**Set exercise:** Without including any images, repeat the data exactly.

* begin Data for processing *

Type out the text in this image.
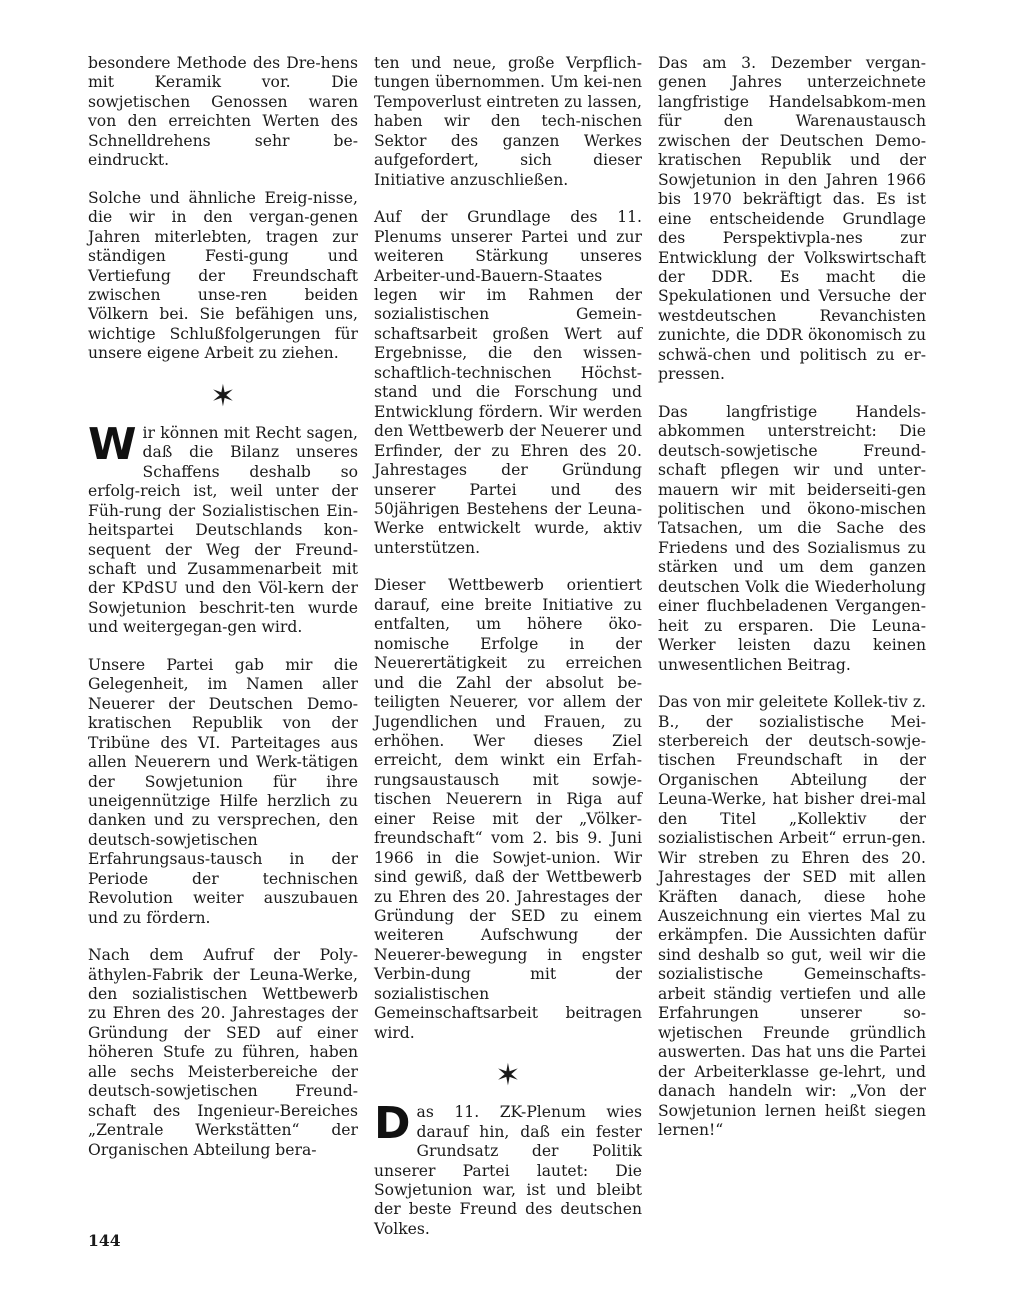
besondere Methode des Dre-hens mit Keramik vor. Die sowjetischen Genossen waren von den erreichten Werten des Schnelldrehens sehr be-eindruckt.

Solche und ähnliche Ereig-nisse, die wir in den vergan-genen Jahren miterlebten, tragen zur ständigen Festi-gung und Vertiefung der Freundschaft zwischen unse-ren beiden Völkern bei. Sie befähigen uns, wichtige Schlußfolgerungen für unsere eigene Arbeit zu ziehen.

✶

Wir können mit Recht sagen, daß die Bilanz unseres Schaffens deshalb so erfolg-reich ist, weil unter der Füh-rung der Sozialistischen Ein-heitspartei Deutschlands kon-sequent der Weg der Freund-schaft und Zusammenarbeit mit der KPdSU und den Völ-kern der Sowjetunion beschrit-ten wurde und weitergegan-gen wird.

Unsere Partei gab mir die Gelegenheit, im Namen aller Neuerer der Deutschen Demo-kratischen Republik von der Tribüne des VI. Parteitages aus allen Neuerern und Werk-tätigen der Sowjetunion für ihre uneigennützige Hilfe herzlich zu danken und zu versprechen, den deutsch-sowjetischen Erfahrungsaus-tausch in der Periode der technischen Revolution weiter auszubauen und zu fördern.

Nach dem Aufruf der Poly-äthylen-Fabrik der Leuna-Werke, den sozialistischen Wettbewerb zu Ehren des 20. Jahrestages der Gründung der SED auf einer höheren Stufe zu führen, haben alle sechs Meisterbereiche der deutsch-sowjetischen Freund-schaft des Ingenieur-Bereiches „Zentrale Werkstätten“ der Organischen Abteilung bera-

ten und neue, große Verpflich-tungen übernommen. Um kei-nen Tempoverlust eintreten zu lassen, haben wir den tech-nischen Sektor des ganzen Werkes aufgefordert, sich dieser Initiative anzuschließen.

Auf der Grundlage des 11. Plenums unserer Partei und zur weiteren Stärkung unseres Arbeiter-und-Bauern-Staates legen wir im Rahmen der sozialistischen Gemein-schaftsarbeit großen Wert auf Ergebnisse, die den wissen-schaftlich-technischen Höchst-stand und die Forschung und Entwicklung fördern. Wir werden den Wettbewerb der Neuerer und Erfinder, der zu Ehren des 20. Jahrestages der Gründung unserer Partei und des 50jährigen Bestehens der Leuna-Werke entwickelt wurde, aktiv unterstützen.

Dieser Wettbewerb orientiert darauf, eine breite Initiative zu entfalten, um höhere öko-nomische Erfolge in der Neuerertätigkeit zu erreichen und die Zahl der absolut be-teiligten Neuerer, vor allem der Jugendlichen und Frauen, zu erhöhen. Wer dieses Ziel erreicht, dem winkt ein Erfah-rungsaustausch mit sowje-tischen Neuerern in Riga auf einer Reise mit der „Völker-freundschaft“ vom 2. bis 9. Juni 1966 in die Sowjet-union. Wir sind gewiß, daß der Wettbewerb zu Ehren des 20. Jahrestages der Gründung der SED zu einem weiteren Aufschwung der Neuerer-bewegung in engster Verbin-dung mit der sozialistischen Gemeinschaftsarbeit beitragen wird.

✶

Das 11. ZK-Plenum wies darauf hin, daß ein fester Grundsatz der Politik unserer Partei lautet: Die Sowjetunion war, ist und bleibt der beste Freund des deutschen Volkes.

Das am 3. Dezember vergan-genen Jahres unterzeichnete langfristige Handelsabkom-men für den Warenaustausch zwischen der Deutschen Demo-kratischen Republik und der Sowjetunion in den Jahren 1966 bis 1970 bekräftigt das. Es ist eine entscheidende Grundlage des Perspektivpla-nes zur Entwicklung der Volkswirtschaft der DDR. Es macht die Spekulationen und Versuche der westdeutschen Revanchisten zunichte, die DDR ökonomisch zu schwä-chen und politisch zu er-pressen.

Das langfristige Handels-abkommen unterstreicht: Die deutsch-sowjetische Freund-schaft pflegen wir und unter-mauern wir mit beiderseiti-gen politischen und ökono-mischen Tatsachen, um die Sache des Friedens und des Sozialismus zu stärken und um dem ganzen deutschen Volk die Wiederholung einer fluchbeladenen Vergangen-heit zu ersparen. Die Leuna-Werker leisten dazu keinen unwesentlichen Beitrag.

Das von mir geleitete Kollek-tiv z. B., der sozialistische Mei-sterbereich der deutsch-sowje-tischen Freundschaft in der Organischen Abteilung der Leuna-Werke, hat bisher drei-mal den Titel „Kollektiv der sozialistischen Arbeit“ errun-gen. Wir streben zu Ehren des 20. Jahrestages der SED mit allen Kräften danach, diese hohe Auszeichnung ein viertes Mal zu erkämpfen. Die Aussichten dafür sind deshalb so gut, weil wir die sozialistische Gemeinschafts-arbeit ständig vertiefen und alle Erfahrungen unserer so-wjetischen Freunde gründlich auswerten. Das hat uns die Partei der Arbeiterklasse ge-lehrt, und danach handeln wir: „Von der Sowjetunion lernen heißt siegen lernen!“

144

* end Data for processing *

**Solution for this exercise:**
Type out the text in this image.
besondere Methode des Dre-hens mit Keramik vor. Die sowjetischen Genossen waren von den erreichten Werten des Schnelldrehens sehr be-eindruckt.

Solche und ähnliche Ereig-nisse, die wir in den vergan-genen Jahren miterlebten, tragen zur ständigen Festi-gung und Vertiefung der Freundschaft zwischen unse-ren beiden Völkern bei. Sie befähigen uns, wichtige Schlußfolgerungen für unsere eigene Arbeit zu ziehen.

✶

Wir können mit Recht sagen, daß die Bilanz unseres Schaffens deshalb so erfolg-reich ist, weil unter der Füh-rung der Sozialistischen Ein-heitspartei Deutschlands kon-sequent der Weg der Freund-schaft und Zusammenarbeit mit der KPdSU und den Völ-kern der Sowjetunion beschrit-ten wurde und weitergegan-gen wird.

Unsere Partei gab mir die Gelegenheit, im Namen aller Neuerer der Deutschen Demo-kratischen Republik von der Tribüne des VI. Parteitages aus allen Neuerern und Werk-tätigen der Sowjetunion für ihre uneigennützige Hilfe herzlich zu danken und zu versprechen, den deutsch-sowjetischen Erfahrungsaus-tausch in der Periode der technischen Revolution weiter auszubauen und zu fördern.

Nach dem Aufruf der Poly-äthylen-Fabrik der Leuna-Werke, den sozialistischen Wettbewerb zu Ehren des 20. Jahrestages der Gründung der SED auf einer höheren Stufe zu führen, haben alle sechs Meisterbereiche der deutsch-sowjetischen Freund-schaft des Ingenieur-Bereiches „Zentrale Werkstätten“ der Organischen Abteilung bera-

ten und neue, große Verpflich-tungen übernommen. Um kei-nen Tempoverlust eintreten zu lassen, haben wir den tech-nischen Sektor des ganzen Werkes aufgefordert, sich dieser Initiative anzuschließen.

Auf der Grundlage des 11. Plenums unserer Partei und zur weiteren Stärkung unseres Arbeiter-und-Bauern-Staates legen wir im Rahmen der sozialistischen Gemein-schaftsarbeit großen Wert auf Ergebnisse, die den wissen-schaftlich-technischen Höchst-stand und die Forschung und Entwicklung fördern. Wir werden den Wettbewerb der Neuerer und Erfinder, der zu Ehren des 20. Jahrestages der Gründung unserer Partei und des 50jährigen Bestehens der Leuna-Werke entwickelt wurde, aktiv unterstützen.

Dieser Wettbewerb orientiert darauf, eine breite Initiative zu entfalten, um höhere öko-nomische Erfolge in der Neuerertätigkeit zu erreichen und die Zahl der absolut be-teiligten Neuerer, vor allem der Jugendlichen und Frauen, zu erhöhen. Wer dieses Ziel erreicht, dem winkt ein Erfah-rungsaustausch mit sowje-tischen Neuerern in Riga auf einer Reise mit der „Völker-freundschaft“ vom 2. bis 9. Juni 1966 in die Sowjet-union. Wir sind gewiß, daß der Wettbewerb zu Ehren des 20. Jahrestages der Gründung der SED zu einem weiteren Aufschwung der Neuerer-bewegung in engster Verbin-dung mit der sozialistischen Gemeinschaftsarbeit beitragen wird.

✶

Das 11. ZK-Plenum wies darauf hin, daß ein fester Grundsatz der Politik unserer Partei lautet: Die Sowjetunion war, ist und bleibt der beste Freund des deutschen Volkes.

Das am 3. Dezember vergan-genen Jahres unterzeichnete langfristige Handelsabkom-men für den Warenaustausch zwischen der Deutschen Demo-kratischen Republik und der Sowjetunion in den Jahren 1966 bis 1970 bekräftigt das. Es ist eine entscheidende Grundlage des Perspektivpla-nes zur Entwicklung der Volkswirtschaft der DDR. Es macht die Spekulationen und Versuche der westdeutschen Revanchisten zunichte, die DDR ökonomisch zu schwä-chen und politisch zu er-pressen.

Das langfristige Handels-abkommen unterstreicht: Die deutsch-sowjetische Freund-schaft pflegen wir und unter-mauern wir mit beiderseiti-gen politischen und ökono-mischen Tatsachen, um die Sache des Friedens und des Sozialismus zu stärken und um dem ganzen deutschen Volk die Wiederholung einer fluchbeladenen Vergangen-heit zu ersparen. Die Leuna-Werker leisten dazu keinen unwesentlichen Beitrag.

Das von mir geleitete Kollek-tiv z. B., der sozialistische Mei-sterbereich der deutsch-sowje-tischen Freundschaft in der Organischen Abteilung der Leuna-Werke, hat bisher drei-mal den Titel „Kollektiv der sozialistischen Arbeit“ errun-gen. Wir streben zu Ehren des 20. Jahrestages der SED mit allen Kräften danach, diese hohe Auszeichnung ein viertes Mal zu erkämpfen. Die Aussichten dafür sind deshalb so gut, weil wir die sozialistische Gemeinschafts-arbeit ständig vertiefen und alle Erfahrungen unserer so-wjetischen Freunde gründlich auswerten. Das hat uns die Partei der Arbeiterklasse ge-lehrt, und danach handeln wir: „Von der Sowjetunion lernen heißt siegen lernen!“

144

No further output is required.